◆ Given problem
Every line below is to be quoted exactly, with nothing added or dropped.

-- START --

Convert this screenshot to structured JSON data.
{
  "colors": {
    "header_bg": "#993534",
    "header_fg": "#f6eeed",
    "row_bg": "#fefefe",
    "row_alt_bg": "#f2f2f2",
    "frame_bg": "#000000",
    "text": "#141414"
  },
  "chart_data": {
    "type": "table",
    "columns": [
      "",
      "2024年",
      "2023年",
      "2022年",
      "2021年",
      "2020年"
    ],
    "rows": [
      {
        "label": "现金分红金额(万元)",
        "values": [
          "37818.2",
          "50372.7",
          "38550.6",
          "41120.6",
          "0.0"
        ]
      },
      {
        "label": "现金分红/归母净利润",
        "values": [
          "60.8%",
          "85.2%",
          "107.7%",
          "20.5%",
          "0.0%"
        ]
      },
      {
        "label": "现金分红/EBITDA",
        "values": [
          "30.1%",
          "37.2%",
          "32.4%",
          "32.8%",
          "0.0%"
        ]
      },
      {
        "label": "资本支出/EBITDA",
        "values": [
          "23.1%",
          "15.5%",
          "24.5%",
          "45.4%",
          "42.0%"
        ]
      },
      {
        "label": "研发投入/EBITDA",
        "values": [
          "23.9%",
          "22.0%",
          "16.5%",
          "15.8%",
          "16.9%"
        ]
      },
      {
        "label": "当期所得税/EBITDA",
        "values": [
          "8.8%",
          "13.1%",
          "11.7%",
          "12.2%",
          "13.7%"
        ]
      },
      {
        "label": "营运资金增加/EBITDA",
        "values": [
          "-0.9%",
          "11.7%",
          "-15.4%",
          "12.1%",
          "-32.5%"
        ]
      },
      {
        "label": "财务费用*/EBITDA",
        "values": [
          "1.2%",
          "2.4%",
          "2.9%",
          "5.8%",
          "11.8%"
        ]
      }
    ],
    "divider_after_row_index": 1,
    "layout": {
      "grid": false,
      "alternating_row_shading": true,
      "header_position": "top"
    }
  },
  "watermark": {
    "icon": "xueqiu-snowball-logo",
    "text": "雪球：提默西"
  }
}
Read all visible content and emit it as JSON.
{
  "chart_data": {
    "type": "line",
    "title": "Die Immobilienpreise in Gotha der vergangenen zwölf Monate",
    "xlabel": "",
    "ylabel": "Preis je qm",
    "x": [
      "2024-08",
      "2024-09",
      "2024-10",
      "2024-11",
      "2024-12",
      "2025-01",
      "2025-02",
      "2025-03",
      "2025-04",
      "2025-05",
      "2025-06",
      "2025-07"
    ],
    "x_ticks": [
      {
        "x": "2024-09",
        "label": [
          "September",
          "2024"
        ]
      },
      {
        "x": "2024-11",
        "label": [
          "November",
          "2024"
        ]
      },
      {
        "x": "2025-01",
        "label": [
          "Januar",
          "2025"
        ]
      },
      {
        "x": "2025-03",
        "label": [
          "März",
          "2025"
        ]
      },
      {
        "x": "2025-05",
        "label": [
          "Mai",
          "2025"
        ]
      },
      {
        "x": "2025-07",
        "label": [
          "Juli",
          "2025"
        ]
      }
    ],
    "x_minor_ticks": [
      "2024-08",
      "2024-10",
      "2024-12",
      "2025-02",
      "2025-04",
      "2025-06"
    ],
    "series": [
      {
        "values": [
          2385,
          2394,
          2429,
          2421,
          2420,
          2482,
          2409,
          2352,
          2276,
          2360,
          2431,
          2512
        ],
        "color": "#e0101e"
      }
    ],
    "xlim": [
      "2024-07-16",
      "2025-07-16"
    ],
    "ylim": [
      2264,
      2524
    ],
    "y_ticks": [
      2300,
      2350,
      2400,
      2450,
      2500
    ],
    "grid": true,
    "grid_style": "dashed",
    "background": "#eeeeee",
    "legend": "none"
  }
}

-- END --

◆ Solution to this problem
Convert this screenshot to structured JSON data.
{
  "colors": {
    "header_bg": "#993534",
    "header_fg": "#f6eeed",
    "row_bg": "#fefefe",
    "row_alt_bg": "#f2f2f2",
    "frame_bg": "#000000",
    "text": "#141414"
  },
  "chart_data": {
    "type": "table",
    "columns": [
      "",
      "2024年",
      "2023年",
      "2022年",
      "2021年",
      "2020年"
    ],
    "rows": [
      {
        "label": "现金分红金额(万元)",
        "values": [
          "37818.2",
          "50372.7",
          "38550.6",
          "41120.6",
          "0.0"
        ]
      },
      {
        "label": "现金分红/归母净利润",
        "values": [
          "60.8%",
          "85.2%",
          "107.7%",
          "20.5%",
          "0.0%"
        ]
      },
      {
        "label": "现金分红/EBITDA",
        "values": [
          "30.1%",
          "37.2%",
          "32.4%",
          "32.8%",
          "0.0%"
        ]
      },
      {
        "label": "资本支出/EBITDA",
        "values": [
          "23.1%",
          "15.5%",
          "24.5%",
          "45.4%",
          "42.0%"
        ]
      },
      {
        "label": "研发投入/EBITDA",
        "values": [
          "23.9%",
          "22.0%",
          "16.5%",
          "15.8%",
          "16.9%"
        ]
      },
      {
        "label": "当期所得税/EBITDA",
        "values": [
          "8.8%",
          "13.1%",
          "11.7%",
          "12.2%",
          "13.7%"
        ]
      },
      {
        "label": "营运资金增加/EBITDA",
        "values": [
          "-0.9%",
          "11.7%",
          "-15.4%",
          "12.1%",
          "-32.5%"
        ]
      },
      {
        "label": "财务费用*/EBITDA",
        "values": [
          "1.2%",
          "2.4%",
          "2.9%",
          "5.8%",
          "11.8%"
        ]
      }
    ],
    "divider_after_row_index": 1,
    "layout": {
      "grid": false,
      "alternating_row_shading": true,
      "header_position": "top"
    }
  },
  "watermark": {
    "icon": "xueqiu-snowball-logo",
    "text": "雪球：提默西"
  }
}
Read all visible content and emit it as JSON.
{
  "chart_data": {
    "type": "line",
    "title": "Die Immobilienpreise in Gotha der vergangenen zwölf Monate",
    "xlabel": "",
    "ylabel": "Preis je qm",
    "x": [
      "2024-08",
      "2024-09",
      "2024-10",
      "2024-11",
      "2024-12",
      "2025-01",
      "2025-02",
      "2025-03",
      "2025-04",
      "2025-05",
      "2025-06",
      "2025-07"
    ],
    "x_ticks": [
      {
        "x": "2024-09",
        "label": [
          "September",
          "2024"
        ]
      },
      {
        "x": "2024-11",
        "label": [
          "November",
          "2024"
        ]
      },
      {
        "x": "2025-01",
        "label": [
          "Januar",
          "2025"
        ]
      },
      {
        "x": "2025-03",
        "label": [
          "März",
          "2025"
        ]
      },
      {
        "x": "2025-05",
        "label": [
          "Mai",
          "2025"
        ]
      },
      {
        "x": "2025-07",
        "label": [
          "Juli",
          "2025"
        ]
      }
    ],
    "x_minor_ticks": [
      "2024-08",
      "2024-10",
      "2024-12",
      "2025-02",
      "2025-04",
      "2025-06"
    ],
    "series": [
      {
        "values": [
          2385,
          2394,
          2429,
          2421,
          2420,
          2482,
          2409,
          2352,
          2276,
          2360,
          2431,
          2512
        ],
        "color": "#e0101e"
      }
    ],
    "xlim": [
      "2024-07-16",
      "2025-07-16"
    ],
    "ylim": [
      2264,
      2524
    ],
    "y_ticks": [
      2300,
      2350,
      2400,
      2450,
      2500
    ],
    "grid": true,
    "grid_style": "dashed",
    "background": "#eeeeee",
    "legend": "none"
  }
}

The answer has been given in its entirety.